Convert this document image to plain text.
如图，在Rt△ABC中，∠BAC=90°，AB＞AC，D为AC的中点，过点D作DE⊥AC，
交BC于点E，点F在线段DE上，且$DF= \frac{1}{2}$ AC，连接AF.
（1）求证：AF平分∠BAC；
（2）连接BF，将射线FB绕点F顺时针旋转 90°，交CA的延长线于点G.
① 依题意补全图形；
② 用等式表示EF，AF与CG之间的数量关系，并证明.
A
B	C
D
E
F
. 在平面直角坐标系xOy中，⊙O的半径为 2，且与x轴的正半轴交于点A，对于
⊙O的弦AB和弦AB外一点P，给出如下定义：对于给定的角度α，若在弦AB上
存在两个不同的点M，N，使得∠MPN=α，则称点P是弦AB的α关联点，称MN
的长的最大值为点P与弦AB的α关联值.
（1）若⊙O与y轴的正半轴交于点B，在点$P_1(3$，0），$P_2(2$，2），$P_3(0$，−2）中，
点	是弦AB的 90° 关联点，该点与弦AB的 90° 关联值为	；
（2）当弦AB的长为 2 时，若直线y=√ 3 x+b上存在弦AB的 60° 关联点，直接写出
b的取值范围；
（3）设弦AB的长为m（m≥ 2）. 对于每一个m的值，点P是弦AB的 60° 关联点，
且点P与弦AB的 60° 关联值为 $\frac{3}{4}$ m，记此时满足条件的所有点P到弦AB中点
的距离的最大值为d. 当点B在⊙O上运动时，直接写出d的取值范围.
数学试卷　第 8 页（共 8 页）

——————

Given instruction: Transcribe all lines as written.

Reply to the task:
Convert this document image to plain text.
如图，在Rt△ABC中，∠BAC=90°，AB＞AC，D为AC的中点，过点D作DE⊥AC，
交BC于点E，点F在线段DE上，且$DF= \frac{1}{2}$ AC，连接AF.
（1）求证：AF平分∠BAC；
（2）连接BF，将射线FB绕点F顺时针旋转 90°，交CA的延长线于点G.
① 依题意补全图形；
② 用等式表示EF，AF与CG之间的数量关系，并证明.
A
B	C
D
E
F
. 在平面直角坐标系xOy中，⊙O的半径为 2，且与x轴的正半轴交于点A，对于
⊙O的弦AB和弦AB外一点P，给出如下定义：对于给定的角度α，若在弦AB上
存在两个不同的点M，N，使得∠MPN=α，则称点P是弦AB的α关联点，称MN
的长的最大值为点P与弦AB的α关联值.
（1）若⊙O与y轴的正半轴交于点B，在点$P_1(3$，0），$P_2(2$，2），$P_3(0$，−2）中，
点	是弦AB的 90° 关联点，该点与弦AB的 90° 关联值为	；
（2）当弦AB的长为 2 时，若直线y=√ 3 x+b上存在弦AB的 60° 关联点，直接写出
b的取值范围；
（3）设弦AB的长为m（m≥ 2）. 对于每一个m的值，点P是弦AB的 60° 关联点，
且点P与弦AB的 60° 关联值为 $\frac{3}{4}$ m，记此时满足条件的所有点P到弦AB中点
的距离的最大值为d. 当点B在⊙O上运动时，直接写出d的取值范围.
数学试卷　第 8 页（共 8 页）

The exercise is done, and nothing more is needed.